• **EXERCISE AIM**: Retype all of the data exactly as given.

***** RECORDS PROVIDED *****

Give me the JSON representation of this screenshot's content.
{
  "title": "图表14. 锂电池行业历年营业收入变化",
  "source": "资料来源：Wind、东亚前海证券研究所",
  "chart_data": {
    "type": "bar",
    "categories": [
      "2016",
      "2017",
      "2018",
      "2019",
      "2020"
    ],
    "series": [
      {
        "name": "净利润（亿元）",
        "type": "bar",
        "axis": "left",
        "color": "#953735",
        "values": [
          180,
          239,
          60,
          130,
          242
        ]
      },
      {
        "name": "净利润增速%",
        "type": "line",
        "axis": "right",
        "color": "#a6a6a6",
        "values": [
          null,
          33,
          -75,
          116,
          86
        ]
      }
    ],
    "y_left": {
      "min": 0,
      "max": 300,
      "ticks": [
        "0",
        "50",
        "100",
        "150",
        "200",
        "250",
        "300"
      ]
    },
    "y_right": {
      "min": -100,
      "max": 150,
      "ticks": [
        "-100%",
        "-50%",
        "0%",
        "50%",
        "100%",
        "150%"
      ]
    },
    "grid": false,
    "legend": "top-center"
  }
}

*****

• **TASK OUTPUT**:
Give me the JSON representation of this screenshot's content.
{
  "title": "图表14. 锂电池行业历年营业收入变化",
  "source": "资料来源：Wind、东亚前海证券研究所",
  "chart_data": {
    "type": "bar",
    "categories": [
      "2016",
      "2017",
      "2018",
      "2019",
      "2020"
    ],
    "series": [
      {
        "name": "净利润（亿元）",
        "type": "bar",
        "axis": "left",
        "color": "#953735",
        "values": [
          180,
          239,
          60,
          130,
          242
        ]
      },
      {
        "name": "净利润增速%",
        "type": "line",
        "axis": "right",
        "color": "#a6a6a6",
        "values": [
          null,
          33,
          -75,
          116,
          86
        ]
      }
    ],
    "y_left": {
      "min": 0,
      "max": 300,
      "ticks": [
        "0",
        "50",
        "100",
        "150",
        "200",
        "250",
        "300"
      ]
    },
    "y_right": {
      "min": -100,
      "max": 150,
      "ticks": [
        "-100%",
        "-50%",
        "0%",
        "50%",
        "100%",
        "150%"
      ]
    },
    "grid": false,
    "legend": "top-center"
  }
}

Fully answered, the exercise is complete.